GOAL: The entries below should be given again exactly, minus their pictures.

TASK INPUTS:

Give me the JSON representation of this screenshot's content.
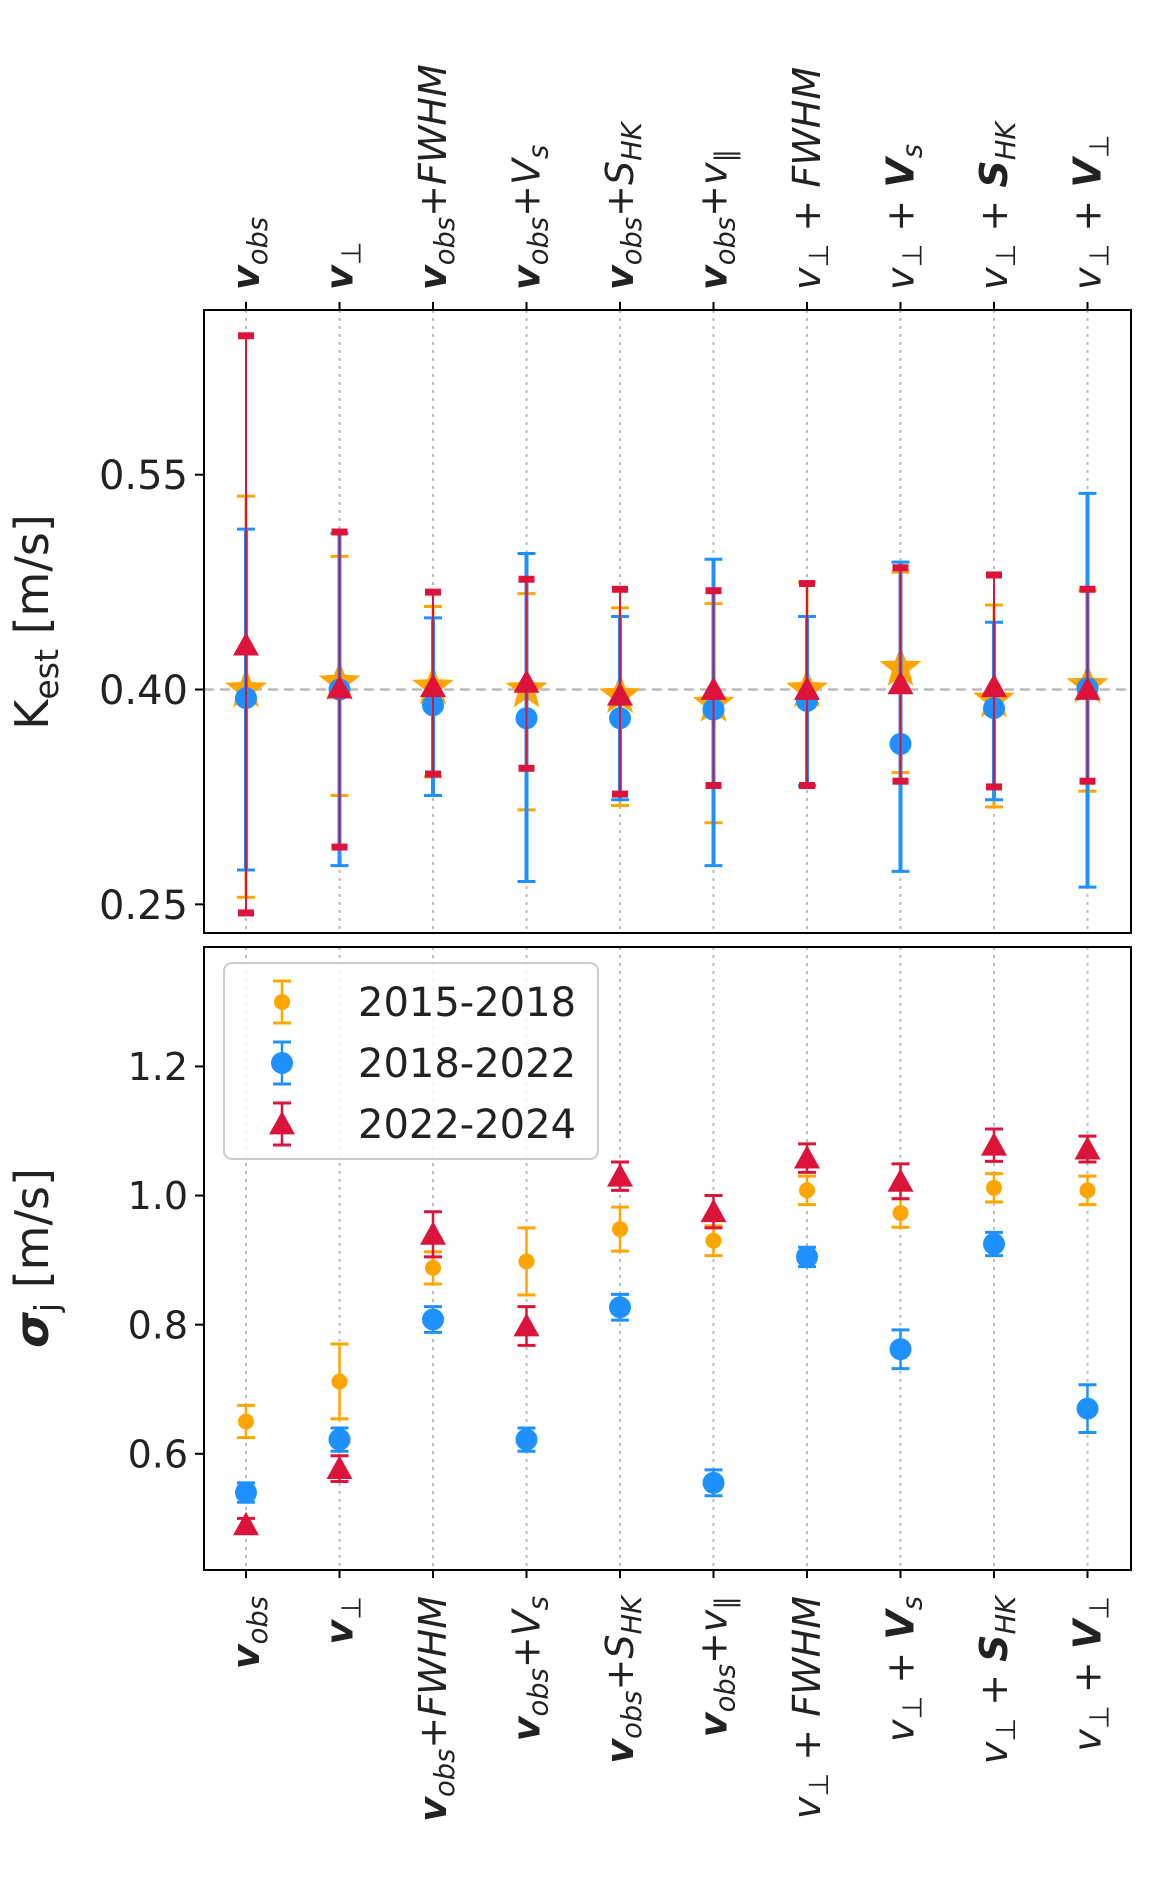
{
  "chart_data": [
    {
      "type": "scatter",
      "panel": "top",
      "ylabel_main": "K",
      "ylabel_sub": "est",
      "ylabel_unit": " [m/s]",
      "ylim": [
        0.23,
        0.665
      ],
      "yticks": [
        "0.25",
        "0.40",
        "0.55"
      ],
      "reference_line": 0.4,
      "grid": "vertical dotted",
      "categories": [
        "v_obs",
        "v_perp",
        "v_obs+FWHM",
        "v_obs+V_s",
        "v_obs+S_HK",
        "v_obs+v_par",
        "v_perp + FWHM",
        "v_perp + V_s",
        "v_perp + S_HK",
        "v_perp + V_perp"
      ],
      "series": [
        {
          "name": "2015-2018",
          "color": "#FFA500",
          "marker": "star",
          "values": [
            0.4,
            0.405,
            0.402,
            0.4,
            0.396,
            0.39,
            0.4,
            0.415,
            0.393,
            0.403
          ],
          "lower": [
            0.255,
            0.326,
            0.339,
            0.316,
            0.319,
            0.307,
            0.332,
            0.342,
            0.318,
            0.329
          ],
          "upper": [
            0.535,
            0.493,
            0.458,
            0.467,
            0.457,
            0.46,
            0.475,
            0.482,
            0.459,
            0.469
          ]
        },
        {
          "name": "2018-2022",
          "color": "#1E90FF",
          "marker": "circle",
          "values": [
            0.394,
            0.4,
            0.389,
            0.38,
            0.38,
            0.386,
            0.392,
            0.362,
            0.387,
            0.401
          ],
          "lower": [
            0.274,
            0.277,
            0.326,
            0.266,
            0.323,
            0.277,
            0.333,
            0.273,
            0.323,
            0.262
          ],
          "upper": [
            0.512,
            0.509,
            0.45,
            0.495,
            0.451,
            0.491,
            0.451,
            0.489,
            0.447,
            0.537
          ]
        },
        {
          "name": "2022-2024",
          "color": "#DC143C",
          "marker": "triangle",
          "values": [
            0.431,
            0.401,
            0.402,
            0.405,
            0.396,
            0.4,
            0.4,
            0.404,
            0.402,
            0.4
          ],
          "lower": [
            0.244,
            0.29,
            0.341,
            0.345,
            0.327,
            0.333,
            0.333,
            0.336,
            0.332,
            0.336
          ],
          "upper": [
            0.647,
            0.51,
            0.468,
            0.477,
            0.47,
            0.469,
            0.474,
            0.485,
            0.48,
            0.47
          ]
        }
      ]
    },
    {
      "type": "scatter",
      "panel": "bottom",
      "ylabel_main": "σ",
      "ylabel_sub": "j",
      "ylabel_unit": " [m/s]",
      "ylim": [
        0.42,
        1.385
      ],
      "yticks": [
        "0.6",
        "0.8",
        "1.0",
        "1.2"
      ],
      "grid": "vertical dotted",
      "legend": "upper-left",
      "categories": [
        "v_obs",
        "v_perp",
        "v_obs+FWHM",
        "v_obs+V_s",
        "v_obs+S_HK",
        "v_obs+v_par",
        "v_perp + FWHM",
        "v_perp + V_s",
        "v_perp + S_HK",
        "v_perp + V_perp"
      ],
      "series": [
        {
          "name": "2015-2018",
          "color": "#FFA500",
          "marker": "circle-small",
          "values": [
            0.65,
            0.712,
            0.888,
            0.898,
            0.948,
            0.93,
            1.008,
            0.973,
            1.012,
            1.008
          ],
          "err": [
            0.025,
            0.058,
            0.025,
            0.052,
            0.034,
            0.023,
            0.022,
            0.022,
            0.022,
            0.022
          ]
        },
        {
          "name": "2018-2022",
          "color": "#1E90FF",
          "marker": "circle",
          "values": [
            0.54,
            0.622,
            0.808,
            0.622,
            0.827,
            0.555,
            0.905,
            0.762,
            0.925,
            0.67
          ],
          "err": [
            0.015,
            0.018,
            0.02,
            0.018,
            0.02,
            0.02,
            0.015,
            0.03,
            0.018,
            0.037
          ]
        },
        {
          "name": "2022-2024",
          "color": "#DC143C",
          "marker": "triangle",
          "values": [
            0.49,
            0.577,
            0.94,
            0.798,
            1.03,
            0.975,
            1.058,
            1.022,
            1.078,
            1.072
          ],
          "err": [
            0.01,
            0.02,
            0.035,
            0.03,
            0.022,
            0.025,
            0.022,
            0.027,
            0.025,
            0.02
          ]
        }
      ]
    }
  ],
  "axis_labels": [
    {
      "main": "v",
      "sub": "obs",
      "main_bold": true,
      "extra": ""
    },
    {
      "main": "v",
      "sub": "⊥",
      "main_bold": true,
      "extra": ""
    },
    {
      "main": "v",
      "sub": "obs",
      "main_bold": true,
      "extra": "+FWHM"
    },
    {
      "main": "v",
      "sub": "obs",
      "main_bold": true,
      "extra": "+V",
      "extra_sub": "s",
      "extra_bold": false
    },
    {
      "main": "v",
      "sub": "obs",
      "main_bold": true,
      "extra": "+S",
      "extra_sub": "HK",
      "extra_bold": false
    },
    {
      "main": "v",
      "sub": "obs",
      "main_bold": true,
      "extra": "+v",
      "extra_sub": "∥",
      "extra_bold": false
    },
    {
      "main": "v",
      "sub": "⊥",
      "main_bold": false,
      "extra": " + FWHM"
    },
    {
      "main": "v",
      "sub": "⊥",
      "main_bold": false,
      "extra": " + V",
      "extra_sub": "s",
      "extra_bold": true
    },
    {
      "main": "v",
      "sub": "⊥",
      "main_bold": false,
      "extra": " + S",
      "extra_sub": "HK",
      "extra_bold": true
    },
    {
      "main": "v",
      "sub": "⊥",
      "main_bold": false,
      "extra": " + V",
      "extra_sub": "⊥",
      "extra_bold": true
    }
  ]
}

SOLUTION TO THIS PROBLEM:
Give me the JSON representation of this screenshot's content.
{
  "chart_data": [
    {
      "type": "scatter",
      "panel": "top",
      "ylabel_main": "K",
      "ylabel_sub": "est",
      "ylabel_unit": " [m/s]",
      "ylim": [
        0.23,
        0.665
      ],
      "yticks": [
        "0.25",
        "0.40",
        "0.55"
      ],
      "reference_line": 0.4,
      "grid": "vertical dotted",
      "categories": [
        "v_obs",
        "v_perp",
        "v_obs+FWHM",
        "v_obs+V_s",
        "v_obs+S_HK",
        "v_obs+v_par",
        "v_perp + FWHM",
        "v_perp + V_s",
        "v_perp + S_HK",
        "v_perp + V_perp"
      ],
      "series": [
        {
          "name": "2015-2018",
          "color": "#FFA500",
          "marker": "star",
          "values": [
            0.4,
            0.405,
            0.402,
            0.4,
            0.396,
            0.39,
            0.4,
            0.415,
            0.393,
            0.403
          ],
          "lower": [
            0.255,
            0.326,
            0.339,
            0.316,
            0.319,
            0.307,
            0.332,
            0.342,
            0.318,
            0.329
          ],
          "upper": [
            0.535,
            0.493,
            0.458,
            0.467,
            0.457,
            0.46,
            0.475,
            0.482,
            0.459,
            0.469
          ]
        },
        {
          "name": "2018-2022",
          "color": "#1E90FF",
          "marker": "circle",
          "values": [
            0.394,
            0.4,
            0.389,
            0.38,
            0.38,
            0.386,
            0.392,
            0.362,
            0.387,
            0.401
          ],
          "lower": [
            0.274,
            0.277,
            0.326,
            0.266,
            0.323,
            0.277,
            0.333,
            0.273,
            0.323,
            0.262
          ],
          "upper": [
            0.512,
            0.509,
            0.45,
            0.495,
            0.451,
            0.491,
            0.451,
            0.489,
            0.447,
            0.537
          ]
        },
        {
          "name": "2022-2024",
          "color": "#DC143C",
          "marker": "triangle",
          "values": [
            0.431,
            0.401,
            0.402,
            0.405,
            0.396,
            0.4,
            0.4,
            0.404,
            0.402,
            0.4
          ],
          "lower": [
            0.244,
            0.29,
            0.341,
            0.345,
            0.327,
            0.333,
            0.333,
            0.336,
            0.332,
            0.336
          ],
          "upper": [
            0.647,
            0.51,
            0.468,
            0.477,
            0.47,
            0.469,
            0.474,
            0.485,
            0.48,
            0.47
          ]
        }
      ]
    },
    {
      "type": "scatter",
      "panel": "bottom",
      "ylabel_main": "σ",
      "ylabel_sub": "j",
      "ylabel_unit": " [m/s]",
      "ylim": [
        0.42,
        1.385
      ],
      "yticks": [
        "0.6",
        "0.8",
        "1.0",
        "1.2"
      ],
      "grid": "vertical dotted",
      "legend": "upper-left",
      "categories": [
        "v_obs",
        "v_perp",
        "v_obs+FWHM",
        "v_obs+V_s",
        "v_obs+S_HK",
        "v_obs+v_par",
        "v_perp + FWHM",
        "v_perp + V_s",
        "v_perp + S_HK",
        "v_perp + V_perp"
      ],
      "series": [
        {
          "name": "2015-2018",
          "color": "#FFA500",
          "marker": "circle-small",
          "values": [
            0.65,
            0.712,
            0.888,
            0.898,
            0.948,
            0.93,
            1.008,
            0.973,
            1.012,
            1.008
          ],
          "err": [
            0.025,
            0.058,
            0.025,
            0.052,
            0.034,
            0.023,
            0.022,
            0.022,
            0.022,
            0.022
          ]
        },
        {
          "name": "2018-2022",
          "color": "#1E90FF",
          "marker": "circle",
          "values": [
            0.54,
            0.622,
            0.808,
            0.622,
            0.827,
            0.555,
            0.905,
            0.762,
            0.925,
            0.67
          ],
          "err": [
            0.015,
            0.018,
            0.02,
            0.018,
            0.02,
            0.02,
            0.015,
            0.03,
            0.018,
            0.037
          ]
        },
        {
          "name": "2022-2024",
          "color": "#DC143C",
          "marker": "triangle",
          "values": [
            0.49,
            0.577,
            0.94,
            0.798,
            1.03,
            0.975,
            1.058,
            1.022,
            1.078,
            1.072
          ],
          "err": [
            0.01,
            0.02,
            0.035,
            0.03,
            0.022,
            0.025,
            0.022,
            0.027,
            0.025,
            0.02
          ]
        }
      ]
    }
  ],
  "axis_labels": [
    {
      "main": "v",
      "sub": "obs",
      "main_bold": true,
      "extra": ""
    },
    {
      "main": "v",
      "sub": "⊥",
      "main_bold": true,
      "extra": ""
    },
    {
      "main": "v",
      "sub": "obs",
      "main_bold": true,
      "extra": "+FWHM"
    },
    {
      "main": "v",
      "sub": "obs",
      "main_bold": true,
      "extra": "+V",
      "extra_sub": "s",
      "extra_bold": false
    },
    {
      "main": "v",
      "sub": "obs",
      "main_bold": true,
      "extra": "+S",
      "extra_sub": "HK",
      "extra_bold": false
    },
    {
      "main": "v",
      "sub": "obs",
      "main_bold": true,
      "extra": "+v",
      "extra_sub": "∥",
      "extra_bold": false
    },
    {
      "main": "v",
      "sub": "⊥",
      "main_bold": false,
      "extra": " + FWHM"
    },
    {
      "main": "v",
      "sub": "⊥",
      "main_bold": false,
      "extra": " + V",
      "extra_sub": "s",
      "extra_bold": true
    },
    {
      "main": "v",
      "sub": "⊥",
      "main_bold": false,
      "extra": " + S",
      "extra_sub": "HK",
      "extra_bold": true
    },
    {
      "main": "v",
      "sub": "⊥",
      "main_bold": false,
      "extra": " + V",
      "extra_sub": "⊥",
      "extra_bold": true
    }
  ]
}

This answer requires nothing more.